Find the lines holding "JSON" and copy them.

> [DATA SUPPLIED]
--------------------------------------------------
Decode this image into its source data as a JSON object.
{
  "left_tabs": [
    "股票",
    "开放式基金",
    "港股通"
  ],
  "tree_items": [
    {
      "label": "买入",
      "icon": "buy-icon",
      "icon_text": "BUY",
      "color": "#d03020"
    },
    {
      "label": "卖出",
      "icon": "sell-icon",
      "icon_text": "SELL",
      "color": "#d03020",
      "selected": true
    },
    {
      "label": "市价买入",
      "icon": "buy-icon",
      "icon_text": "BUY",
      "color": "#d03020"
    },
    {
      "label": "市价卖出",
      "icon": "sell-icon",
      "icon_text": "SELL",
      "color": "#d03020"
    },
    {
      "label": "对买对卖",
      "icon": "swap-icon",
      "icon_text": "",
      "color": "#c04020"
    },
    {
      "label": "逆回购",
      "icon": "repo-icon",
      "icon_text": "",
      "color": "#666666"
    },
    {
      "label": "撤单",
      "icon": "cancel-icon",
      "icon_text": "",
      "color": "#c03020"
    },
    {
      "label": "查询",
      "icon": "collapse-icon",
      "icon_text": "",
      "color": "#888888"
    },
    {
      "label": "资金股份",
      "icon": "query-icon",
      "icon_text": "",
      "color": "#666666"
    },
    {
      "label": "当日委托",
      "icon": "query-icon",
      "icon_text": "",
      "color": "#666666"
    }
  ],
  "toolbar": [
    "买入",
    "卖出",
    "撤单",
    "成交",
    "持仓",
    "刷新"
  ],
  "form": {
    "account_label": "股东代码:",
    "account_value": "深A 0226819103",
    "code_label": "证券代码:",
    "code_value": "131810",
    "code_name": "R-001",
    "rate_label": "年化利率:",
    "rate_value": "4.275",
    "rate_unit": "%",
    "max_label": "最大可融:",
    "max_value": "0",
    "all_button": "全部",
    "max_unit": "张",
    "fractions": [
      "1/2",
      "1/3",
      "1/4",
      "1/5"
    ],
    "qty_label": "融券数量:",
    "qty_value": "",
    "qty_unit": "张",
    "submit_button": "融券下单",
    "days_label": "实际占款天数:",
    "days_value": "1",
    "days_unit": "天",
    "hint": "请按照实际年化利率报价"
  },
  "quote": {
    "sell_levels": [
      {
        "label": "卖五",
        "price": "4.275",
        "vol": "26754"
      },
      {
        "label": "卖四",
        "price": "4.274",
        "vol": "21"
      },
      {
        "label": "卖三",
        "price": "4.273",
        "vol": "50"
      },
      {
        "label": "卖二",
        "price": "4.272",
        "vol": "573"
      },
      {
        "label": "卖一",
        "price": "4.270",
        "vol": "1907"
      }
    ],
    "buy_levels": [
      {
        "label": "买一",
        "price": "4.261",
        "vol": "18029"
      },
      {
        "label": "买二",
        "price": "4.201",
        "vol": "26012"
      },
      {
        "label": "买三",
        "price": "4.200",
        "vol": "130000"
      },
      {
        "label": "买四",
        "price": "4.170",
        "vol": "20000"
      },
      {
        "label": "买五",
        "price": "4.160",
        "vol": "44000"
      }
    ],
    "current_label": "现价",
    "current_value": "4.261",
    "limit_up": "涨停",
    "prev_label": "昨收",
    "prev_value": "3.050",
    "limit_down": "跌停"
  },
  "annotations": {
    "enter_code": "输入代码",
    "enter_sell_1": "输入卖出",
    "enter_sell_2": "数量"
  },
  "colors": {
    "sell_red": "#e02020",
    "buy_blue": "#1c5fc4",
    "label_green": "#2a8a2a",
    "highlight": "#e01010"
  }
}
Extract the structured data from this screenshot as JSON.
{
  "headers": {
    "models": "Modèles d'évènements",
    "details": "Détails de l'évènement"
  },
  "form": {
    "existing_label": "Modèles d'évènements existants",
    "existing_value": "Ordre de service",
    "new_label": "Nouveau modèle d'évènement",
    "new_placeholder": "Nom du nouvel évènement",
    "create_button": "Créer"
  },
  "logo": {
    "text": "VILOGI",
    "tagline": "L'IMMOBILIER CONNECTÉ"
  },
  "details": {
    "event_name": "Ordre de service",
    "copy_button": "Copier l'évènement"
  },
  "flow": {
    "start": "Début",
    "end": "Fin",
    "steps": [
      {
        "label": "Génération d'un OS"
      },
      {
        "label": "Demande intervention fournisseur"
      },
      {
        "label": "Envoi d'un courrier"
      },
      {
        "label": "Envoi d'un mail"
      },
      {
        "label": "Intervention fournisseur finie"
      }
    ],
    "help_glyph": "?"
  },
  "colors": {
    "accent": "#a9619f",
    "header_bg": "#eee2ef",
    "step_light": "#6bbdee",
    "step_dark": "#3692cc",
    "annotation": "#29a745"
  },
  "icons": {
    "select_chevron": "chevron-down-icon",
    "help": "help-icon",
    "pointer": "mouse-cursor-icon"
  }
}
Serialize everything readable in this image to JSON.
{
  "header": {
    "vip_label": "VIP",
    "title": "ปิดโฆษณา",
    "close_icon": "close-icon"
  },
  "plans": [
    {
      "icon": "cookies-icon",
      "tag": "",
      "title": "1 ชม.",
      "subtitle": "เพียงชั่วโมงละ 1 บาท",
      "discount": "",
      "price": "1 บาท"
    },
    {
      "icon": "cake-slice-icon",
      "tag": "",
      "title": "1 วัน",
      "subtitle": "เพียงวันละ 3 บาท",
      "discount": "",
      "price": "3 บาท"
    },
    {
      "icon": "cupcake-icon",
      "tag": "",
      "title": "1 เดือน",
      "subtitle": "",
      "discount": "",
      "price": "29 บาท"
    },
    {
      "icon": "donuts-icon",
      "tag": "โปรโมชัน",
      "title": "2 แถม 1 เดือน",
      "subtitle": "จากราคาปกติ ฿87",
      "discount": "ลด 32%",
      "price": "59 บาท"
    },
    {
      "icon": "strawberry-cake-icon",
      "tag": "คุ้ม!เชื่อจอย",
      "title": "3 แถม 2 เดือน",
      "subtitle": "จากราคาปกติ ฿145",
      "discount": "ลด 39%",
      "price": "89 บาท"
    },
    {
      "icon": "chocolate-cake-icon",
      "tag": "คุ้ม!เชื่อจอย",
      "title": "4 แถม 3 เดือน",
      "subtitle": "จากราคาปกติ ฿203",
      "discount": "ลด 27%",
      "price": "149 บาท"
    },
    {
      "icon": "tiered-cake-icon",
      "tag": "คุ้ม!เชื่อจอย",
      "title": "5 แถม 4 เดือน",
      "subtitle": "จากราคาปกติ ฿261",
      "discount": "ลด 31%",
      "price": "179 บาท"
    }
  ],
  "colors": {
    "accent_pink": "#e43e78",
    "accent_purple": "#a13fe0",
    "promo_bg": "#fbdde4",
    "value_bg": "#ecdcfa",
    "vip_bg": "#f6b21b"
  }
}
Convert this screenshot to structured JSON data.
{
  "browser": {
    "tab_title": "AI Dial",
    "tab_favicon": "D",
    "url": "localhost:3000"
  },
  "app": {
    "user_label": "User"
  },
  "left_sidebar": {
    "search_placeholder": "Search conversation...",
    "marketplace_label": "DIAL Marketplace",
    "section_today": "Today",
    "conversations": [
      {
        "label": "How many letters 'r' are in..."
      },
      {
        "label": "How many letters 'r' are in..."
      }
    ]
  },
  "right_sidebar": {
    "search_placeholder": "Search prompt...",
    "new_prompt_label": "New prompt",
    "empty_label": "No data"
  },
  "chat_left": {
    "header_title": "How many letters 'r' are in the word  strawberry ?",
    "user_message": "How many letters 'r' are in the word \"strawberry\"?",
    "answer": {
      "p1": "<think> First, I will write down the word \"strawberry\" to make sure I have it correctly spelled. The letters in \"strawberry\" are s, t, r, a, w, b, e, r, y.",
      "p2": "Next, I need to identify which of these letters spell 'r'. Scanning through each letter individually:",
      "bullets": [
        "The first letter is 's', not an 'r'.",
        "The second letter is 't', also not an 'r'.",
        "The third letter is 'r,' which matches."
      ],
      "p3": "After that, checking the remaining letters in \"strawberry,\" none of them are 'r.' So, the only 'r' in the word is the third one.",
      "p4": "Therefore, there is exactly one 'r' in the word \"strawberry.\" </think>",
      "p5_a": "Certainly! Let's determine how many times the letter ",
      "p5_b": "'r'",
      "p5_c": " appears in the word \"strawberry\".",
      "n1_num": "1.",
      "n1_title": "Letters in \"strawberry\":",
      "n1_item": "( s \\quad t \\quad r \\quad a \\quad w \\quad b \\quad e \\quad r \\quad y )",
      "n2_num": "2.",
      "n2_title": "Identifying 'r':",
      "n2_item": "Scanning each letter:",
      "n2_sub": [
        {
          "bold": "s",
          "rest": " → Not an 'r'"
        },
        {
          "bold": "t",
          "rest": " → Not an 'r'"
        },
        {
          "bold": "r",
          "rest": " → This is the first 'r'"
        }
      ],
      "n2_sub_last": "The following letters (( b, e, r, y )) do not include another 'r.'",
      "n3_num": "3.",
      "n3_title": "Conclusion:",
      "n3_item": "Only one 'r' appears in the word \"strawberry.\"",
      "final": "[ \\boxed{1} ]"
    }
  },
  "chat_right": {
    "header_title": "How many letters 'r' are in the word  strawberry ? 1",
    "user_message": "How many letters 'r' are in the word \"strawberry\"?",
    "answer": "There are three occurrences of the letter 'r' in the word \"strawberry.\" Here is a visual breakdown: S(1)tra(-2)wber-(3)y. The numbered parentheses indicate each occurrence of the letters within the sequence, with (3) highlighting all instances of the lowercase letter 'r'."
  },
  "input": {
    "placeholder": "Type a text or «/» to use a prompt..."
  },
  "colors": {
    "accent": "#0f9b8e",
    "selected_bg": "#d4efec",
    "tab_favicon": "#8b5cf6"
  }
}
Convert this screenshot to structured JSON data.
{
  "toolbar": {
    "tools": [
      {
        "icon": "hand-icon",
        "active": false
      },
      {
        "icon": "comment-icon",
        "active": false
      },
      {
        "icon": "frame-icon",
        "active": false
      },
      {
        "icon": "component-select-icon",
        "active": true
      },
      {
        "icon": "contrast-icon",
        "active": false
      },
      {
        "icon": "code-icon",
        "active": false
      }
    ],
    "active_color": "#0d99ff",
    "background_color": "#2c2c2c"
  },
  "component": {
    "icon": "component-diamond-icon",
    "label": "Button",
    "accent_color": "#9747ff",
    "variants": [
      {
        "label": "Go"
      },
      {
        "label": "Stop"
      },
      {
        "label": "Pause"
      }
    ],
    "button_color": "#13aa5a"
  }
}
--------------------------------------------------
> [EXERCISE ANSWER]
Decode this image into its source data as a JSON object.
Extract the structured data from this screenshot as JSON.
Serialize everything readable in this image to JSON.
Convert this screenshot to structured JSON data.
Convert this screenshot to structured JSON data.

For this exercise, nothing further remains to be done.